-- Given exercise --
Please transcribe the data that follows without the pictures, keeping every word the same.

-- Data provided --
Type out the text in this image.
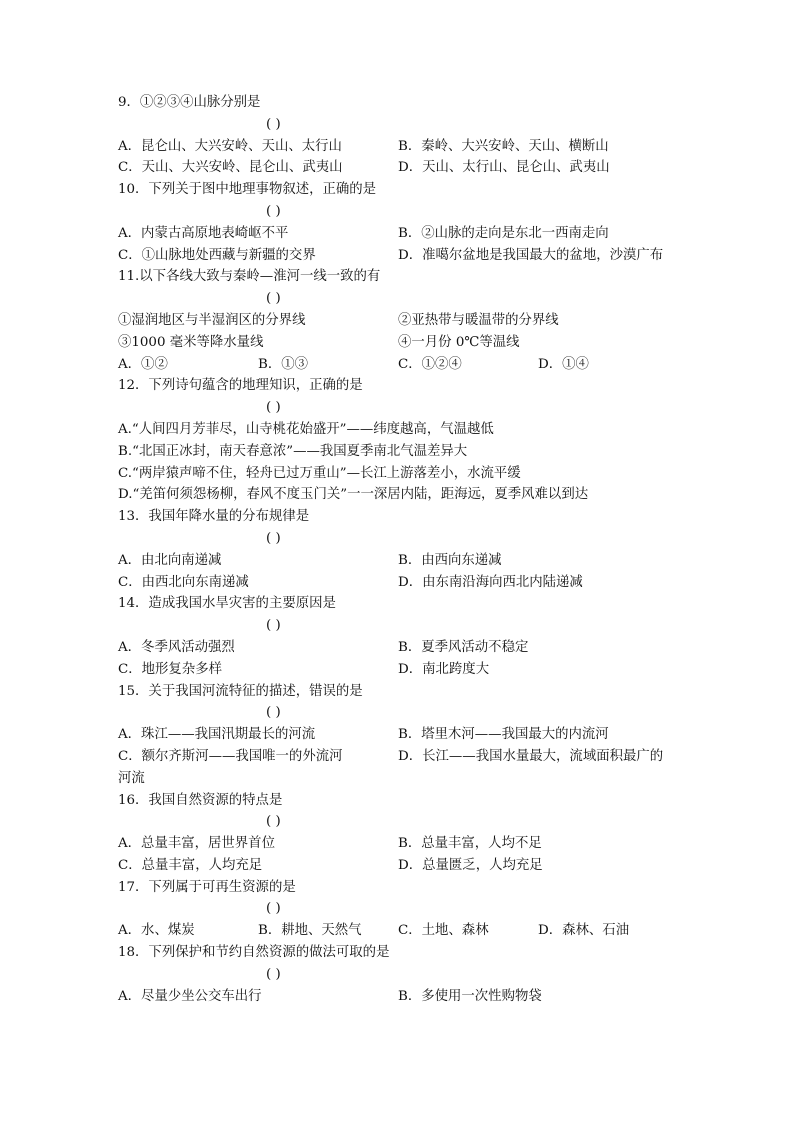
9．①②③④山脉分别是
( )
A．昆仑山、大兴安岭、天山、太行山	B．秦岭、大兴安岭、天山、横断山
C．天山、大兴安岭、昆仑山、武夷山	D．天山、太行山、昆仑山、武夷山
10．下列关于图中地理事物叙述，正确的是
( )
A．内蒙古高原地表崎岖不平	B．②山脉的走向是东北一西南走向
C．①山脉地处西藏与新疆的交界	D．准噶尔盆地是我国最大的盆地，沙漠广布
11.以下各线大致与秦岭—淮河一线一致的有
( )
①湿润地区与半湿润区的分界线	②亚热带与暖温带的分界线
③1000 毫米等降水量线	④一月份 0℃等温线
A．①②	B．①③	C．①②④	D．①④
12．下列诗句蕴含的地理知识，正确的是
( )
A.“人间四月芳菲尽，山寺桃花始盛开”——纬度越高，气温越低
B.“北国正冰封，南天春意浓”——我国夏季南北气温差异大
C.“两岸猿声啼不住，轻舟已过万重山”—长江上游落差小，水流平缓
D.“羌笛何须怨杨柳，春风不度玉门关”一一深居内陆，距海远，夏季风难以到达
13．我国年降水量的分布规律是
( )
A．由北向南递减	B．由西向东递减
C．由西北向东南递减	D．由东南沿海向西北内陆递减
14．造成我国水旱灾害的主要原因是
( )
A．冬季风活动强烈	B．夏季风活动不稳定
C．地形复杂多样	D．南北跨度大
15．关于我国河流特征的描述，错误的是
( )
A．珠江——我国汛期最长的河流	B．塔里木河——我国最大的内流河
C．额尔齐斯河——我国唯一的外流河	D．长江——我国水量最大，流域面积最广的
河流
16．我国自然资源的特点是
( )
A．总量丰富，居世界首位	B．总量丰富，人均不足
C．总量丰富，人均充足	D．总量匮乏，人均充足
17．下列属于可再生资源的是
( )
A．水、煤炭	B．耕地、天然气	C．土地、森林	D．森林、石油
18．下列保护和节约自然资源的做法可取的是
( )
A．尽量少坐公交车出行	B．多使用一次性购物袋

-- Task result --
Type out the text in this image.
9．①②③④山脉分别是
( )
A．昆仑山、大兴安岭、天山、太行山	B．秦岭、大兴安岭、天山、横断山
C．天山、大兴安岭、昆仑山、武夷山	D．天山、太行山、昆仑山、武夷山
10．下列关于图中地理事物叙述，正确的是
( )
A．内蒙古高原地表崎岖不平	B．②山脉的走向是东北一西南走向
C．①山脉地处西藏与新疆的交界	D．准噶尔盆地是我国最大的盆地，沙漠广布
11.以下各线大致与秦岭—淮河一线一致的有
( )
①湿润地区与半湿润区的分界线	②亚热带与暖温带的分界线
③1000 毫米等降水量线	④一月份 0℃等温线
A．①②	B．①③	C．①②④	D．①④
12．下列诗句蕴含的地理知识，正确的是
( )
A.“人间四月芳菲尽，山寺桃花始盛开”——纬度越高，气温越低
B.“北国正冰封，南天春意浓”——我国夏季南北气温差异大
C.“两岸猿声啼不住，轻舟已过万重山”—长江上游落差小，水流平缓
D.“羌笛何须怨杨柳，春风不度玉门关”一一深居内陆，距海远，夏季风难以到达
13．我国年降水量的分布规律是
( )
A．由北向南递减	B．由西向东递减
C．由西北向东南递减	D．由东南沿海向西北内陆递减
14．造成我国水旱灾害的主要原因是
( )
A．冬季风活动强烈	B．夏季风活动不稳定
C．地形复杂多样	D．南北跨度大
15．关于我国河流特征的描述，错误的是
( )
A．珠江——我国汛期最长的河流	B．塔里木河——我国最大的内流河
C．额尔齐斯河——我国唯一的外流河	D．长江——我国水量最大，流域面积最广的
河流
16．我国自然资源的特点是
( )
A．总量丰富，居世界首位	B．总量丰富，人均不足
C．总量丰富，人均充足	D．总量匮乏，人均充足
17．下列属于可再生资源的是
( )
A．水、煤炭	B．耕地、天然气	C．土地、森林	D．森林、石油
18．下列保护和节约自然资源的做法可取的是
( )
A．尽量少坐公交车出行	B．多使用一次性购物袋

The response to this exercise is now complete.